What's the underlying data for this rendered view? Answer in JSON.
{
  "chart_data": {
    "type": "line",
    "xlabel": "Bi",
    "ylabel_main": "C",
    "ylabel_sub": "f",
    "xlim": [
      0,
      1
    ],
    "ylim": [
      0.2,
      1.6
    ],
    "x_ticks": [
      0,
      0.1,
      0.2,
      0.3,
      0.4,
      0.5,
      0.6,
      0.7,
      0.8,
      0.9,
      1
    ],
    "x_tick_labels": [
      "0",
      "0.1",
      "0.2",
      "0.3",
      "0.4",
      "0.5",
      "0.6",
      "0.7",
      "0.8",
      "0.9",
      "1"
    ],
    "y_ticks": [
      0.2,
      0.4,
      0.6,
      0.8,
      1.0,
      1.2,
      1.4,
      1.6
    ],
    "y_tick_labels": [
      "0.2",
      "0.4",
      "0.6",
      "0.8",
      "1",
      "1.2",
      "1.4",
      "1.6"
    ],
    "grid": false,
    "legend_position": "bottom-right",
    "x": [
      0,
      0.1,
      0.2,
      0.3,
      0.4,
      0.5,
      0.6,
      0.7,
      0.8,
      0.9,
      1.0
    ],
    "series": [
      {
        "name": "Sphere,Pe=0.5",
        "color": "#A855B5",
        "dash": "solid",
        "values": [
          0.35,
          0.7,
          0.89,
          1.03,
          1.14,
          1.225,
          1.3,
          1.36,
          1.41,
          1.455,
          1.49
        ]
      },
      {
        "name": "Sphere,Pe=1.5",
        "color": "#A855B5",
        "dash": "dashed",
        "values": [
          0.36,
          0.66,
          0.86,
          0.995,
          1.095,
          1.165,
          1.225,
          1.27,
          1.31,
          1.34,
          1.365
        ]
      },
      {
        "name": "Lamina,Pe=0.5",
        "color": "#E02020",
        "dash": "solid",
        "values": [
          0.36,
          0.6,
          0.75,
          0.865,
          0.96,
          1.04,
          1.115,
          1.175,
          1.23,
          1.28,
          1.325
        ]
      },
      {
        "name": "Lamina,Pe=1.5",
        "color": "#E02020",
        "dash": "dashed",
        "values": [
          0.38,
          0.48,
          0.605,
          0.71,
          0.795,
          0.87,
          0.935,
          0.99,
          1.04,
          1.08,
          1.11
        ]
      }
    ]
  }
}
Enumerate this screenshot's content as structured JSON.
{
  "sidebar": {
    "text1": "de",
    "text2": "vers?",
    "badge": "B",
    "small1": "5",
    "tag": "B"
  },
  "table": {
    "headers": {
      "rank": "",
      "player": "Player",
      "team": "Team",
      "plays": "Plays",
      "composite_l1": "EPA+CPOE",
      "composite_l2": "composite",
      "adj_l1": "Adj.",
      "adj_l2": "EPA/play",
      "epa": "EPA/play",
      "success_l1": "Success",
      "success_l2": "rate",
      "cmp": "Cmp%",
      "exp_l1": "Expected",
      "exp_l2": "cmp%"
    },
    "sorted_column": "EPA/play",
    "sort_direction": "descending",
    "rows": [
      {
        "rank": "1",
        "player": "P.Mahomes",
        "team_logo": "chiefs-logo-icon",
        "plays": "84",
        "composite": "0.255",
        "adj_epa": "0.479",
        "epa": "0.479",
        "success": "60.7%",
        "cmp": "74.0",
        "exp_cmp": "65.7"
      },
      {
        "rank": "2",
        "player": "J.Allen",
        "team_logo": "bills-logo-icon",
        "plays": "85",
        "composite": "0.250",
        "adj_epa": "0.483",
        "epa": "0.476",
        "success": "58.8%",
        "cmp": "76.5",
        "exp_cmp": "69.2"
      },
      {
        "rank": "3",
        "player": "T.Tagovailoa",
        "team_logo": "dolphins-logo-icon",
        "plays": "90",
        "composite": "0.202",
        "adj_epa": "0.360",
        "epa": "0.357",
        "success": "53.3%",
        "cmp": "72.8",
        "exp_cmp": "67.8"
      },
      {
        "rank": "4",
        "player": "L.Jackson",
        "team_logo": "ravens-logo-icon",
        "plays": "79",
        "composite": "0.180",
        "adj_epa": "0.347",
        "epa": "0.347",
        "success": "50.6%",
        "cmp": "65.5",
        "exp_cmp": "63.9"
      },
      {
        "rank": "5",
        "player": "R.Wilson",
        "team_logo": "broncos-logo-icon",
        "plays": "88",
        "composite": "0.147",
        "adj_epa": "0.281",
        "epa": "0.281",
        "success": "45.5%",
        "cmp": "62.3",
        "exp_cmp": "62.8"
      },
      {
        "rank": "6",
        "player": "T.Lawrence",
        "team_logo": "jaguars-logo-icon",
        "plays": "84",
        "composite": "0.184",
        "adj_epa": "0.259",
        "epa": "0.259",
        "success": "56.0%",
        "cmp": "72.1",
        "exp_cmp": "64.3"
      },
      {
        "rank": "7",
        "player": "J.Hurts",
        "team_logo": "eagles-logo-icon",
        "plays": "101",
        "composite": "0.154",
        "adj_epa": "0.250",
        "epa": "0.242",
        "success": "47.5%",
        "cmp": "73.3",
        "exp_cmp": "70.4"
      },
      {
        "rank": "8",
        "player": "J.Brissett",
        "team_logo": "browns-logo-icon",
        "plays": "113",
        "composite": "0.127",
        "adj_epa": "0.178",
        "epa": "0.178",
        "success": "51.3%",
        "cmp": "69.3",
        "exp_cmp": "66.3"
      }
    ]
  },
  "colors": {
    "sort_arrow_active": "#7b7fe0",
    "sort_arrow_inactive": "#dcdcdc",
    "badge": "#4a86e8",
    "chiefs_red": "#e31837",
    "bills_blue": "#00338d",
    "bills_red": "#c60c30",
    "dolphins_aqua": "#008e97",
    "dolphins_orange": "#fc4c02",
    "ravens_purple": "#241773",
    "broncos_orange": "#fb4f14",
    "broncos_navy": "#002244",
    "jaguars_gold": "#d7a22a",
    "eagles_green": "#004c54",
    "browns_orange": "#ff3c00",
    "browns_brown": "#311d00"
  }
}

● TO DO
Type out the full listing again, exactly as given.

● FINISHED EXERCISE
What's the underlying data for this rendered view? Answer in JSON.
{
  "chart_data": {
    "type": "line",
    "xlabel": "Bi",
    "ylabel_main": "C",
    "ylabel_sub": "f",
    "xlim": [
      0,
      1
    ],
    "ylim": [
      0.2,
      1.6
    ],
    "x_ticks": [
      0,
      0.1,
      0.2,
      0.3,
      0.4,
      0.5,
      0.6,
      0.7,
      0.8,
      0.9,
      1
    ],
    "x_tick_labels": [
      "0",
      "0.1",
      "0.2",
      "0.3",
      "0.4",
      "0.5",
      "0.6",
      "0.7",
      "0.8",
      "0.9",
      "1"
    ],
    "y_ticks": [
      0.2,
      0.4,
      0.6,
      0.8,
      1.0,
      1.2,
      1.4,
      1.6
    ],
    "y_tick_labels": [
      "0.2",
      "0.4",
      "0.6",
      "0.8",
      "1",
      "1.2",
      "1.4",
      "1.6"
    ],
    "grid": false,
    "legend_position": "bottom-right",
    "x": [
      0,
      0.1,
      0.2,
      0.3,
      0.4,
      0.5,
      0.6,
      0.7,
      0.8,
      0.9,
      1.0
    ],
    "series": [
      {
        "name": "Sphere,Pe=0.5",
        "color": "#A855B5",
        "dash": "solid",
        "values": [
          0.35,
          0.7,
          0.89,
          1.03,
          1.14,
          1.225,
          1.3,
          1.36,
          1.41,
          1.455,
          1.49
        ]
      },
      {
        "name": "Sphere,Pe=1.5",
        "color": "#A855B5",
        "dash": "dashed",
        "values": [
          0.36,
          0.66,
          0.86,
          0.995,
          1.095,
          1.165,
          1.225,
          1.27,
          1.31,
          1.34,
          1.365
        ]
      },
      {
        "name": "Lamina,Pe=0.5",
        "color": "#E02020",
        "dash": "solid",
        "values": [
          0.36,
          0.6,
          0.75,
          0.865,
          0.96,
          1.04,
          1.115,
          1.175,
          1.23,
          1.28,
          1.325
        ]
      },
      {
        "name": "Lamina,Pe=1.5",
        "color": "#E02020",
        "dash": "dashed",
        "values": [
          0.38,
          0.48,
          0.605,
          0.71,
          0.795,
          0.87,
          0.935,
          0.99,
          1.04,
          1.08,
          1.11
        ]
      }
    ]
  }
}
Enumerate this screenshot's content as structured JSON.
{
  "sidebar": {
    "text1": "de",
    "text2": "vers?",
    "badge": "B",
    "small1": "5",
    "tag": "B"
  },
  "table": {
    "headers": {
      "rank": "",
      "player": "Player",
      "team": "Team",
      "plays": "Plays",
      "composite_l1": "EPA+CPOE",
      "composite_l2": "composite",
      "adj_l1": "Adj.",
      "adj_l2": "EPA/play",
      "epa": "EPA/play",
      "success_l1": "Success",
      "success_l2": "rate",
      "cmp": "Cmp%",
      "exp_l1": "Expected",
      "exp_l2": "cmp%"
    },
    "sorted_column": "EPA/play",
    "sort_direction": "descending",
    "rows": [
      {
        "rank": "1",
        "player": "P.Mahomes",
        "team_logo": "chiefs-logo-icon",
        "plays": "84",
        "composite": "0.255",
        "adj_epa": "0.479",
        "epa": "0.479",
        "success": "60.7%",
        "cmp": "74.0",
        "exp_cmp": "65.7"
      },
      {
        "rank": "2",
        "player": "J.Allen",
        "team_logo": "bills-logo-icon",
        "plays": "85",
        "composite": "0.250",
        "adj_epa": "0.483",
        "epa": "0.476",
        "success": "58.8%",
        "cmp": "76.5",
        "exp_cmp": "69.2"
      },
      {
        "rank": "3",
        "player": "T.Tagovailoa",
        "team_logo": "dolphins-logo-icon",
        "plays": "90",
        "composite": "0.202",
        "adj_epa": "0.360",
        "epa": "0.357",
        "success": "53.3%",
        "cmp": "72.8",
        "exp_cmp": "67.8"
      },
      {
        "rank": "4",
        "player": "L.Jackson",
        "team_logo": "ravens-logo-icon",
        "plays": "79",
        "composite": "0.180",
        "adj_epa": "0.347",
        "epa": "0.347",
        "success": "50.6%",
        "cmp": "65.5",
        "exp_cmp": "63.9"
      },
      {
        "rank": "5",
        "player": "R.Wilson",
        "team_logo": "broncos-logo-icon",
        "plays": "88",
        "composite": "0.147",
        "adj_epa": "0.281",
        "epa": "0.281",
        "success": "45.5%",
        "cmp": "62.3",
        "exp_cmp": "62.8"
      },
      {
        "rank": "6",
        "player": "T.Lawrence",
        "team_logo": "jaguars-logo-icon",
        "plays": "84",
        "composite": "0.184",
        "adj_epa": "0.259",
        "epa": "0.259",
        "success": "56.0%",
        "cmp": "72.1",
        "exp_cmp": "64.3"
      },
      {
        "rank": "7",
        "player": "J.Hurts",
        "team_logo": "eagles-logo-icon",
        "plays": "101",
        "composite": "0.154",
        "adj_epa": "0.250",
        "epa": "0.242",
        "success": "47.5%",
        "cmp": "73.3",
        "exp_cmp": "70.4"
      },
      {
        "rank": "8",
        "player": "J.Brissett",
        "team_logo": "browns-logo-icon",
        "plays": "113",
        "composite": "0.127",
        "adj_epa": "0.178",
        "epa": "0.178",
        "success": "51.3%",
        "cmp": "69.3",
        "exp_cmp": "66.3"
      }
    ]
  },
  "colors": {
    "sort_arrow_active": "#7b7fe0",
    "sort_arrow_inactive": "#dcdcdc",
    "badge": "#4a86e8",
    "chiefs_red": "#e31837",
    "bills_blue": "#00338d",
    "bills_red": "#c60c30",
    "dolphins_aqua": "#008e97",
    "dolphins_orange": "#fc4c02",
    "ravens_purple": "#241773",
    "broncos_orange": "#fb4f14",
    "broncos_navy": "#002244",
    "jaguars_gold": "#d7a22a",
    "eagles_green": "#004c54",
    "browns_orange": "#ff3c00",
    "browns_brown": "#311d00"
  }
}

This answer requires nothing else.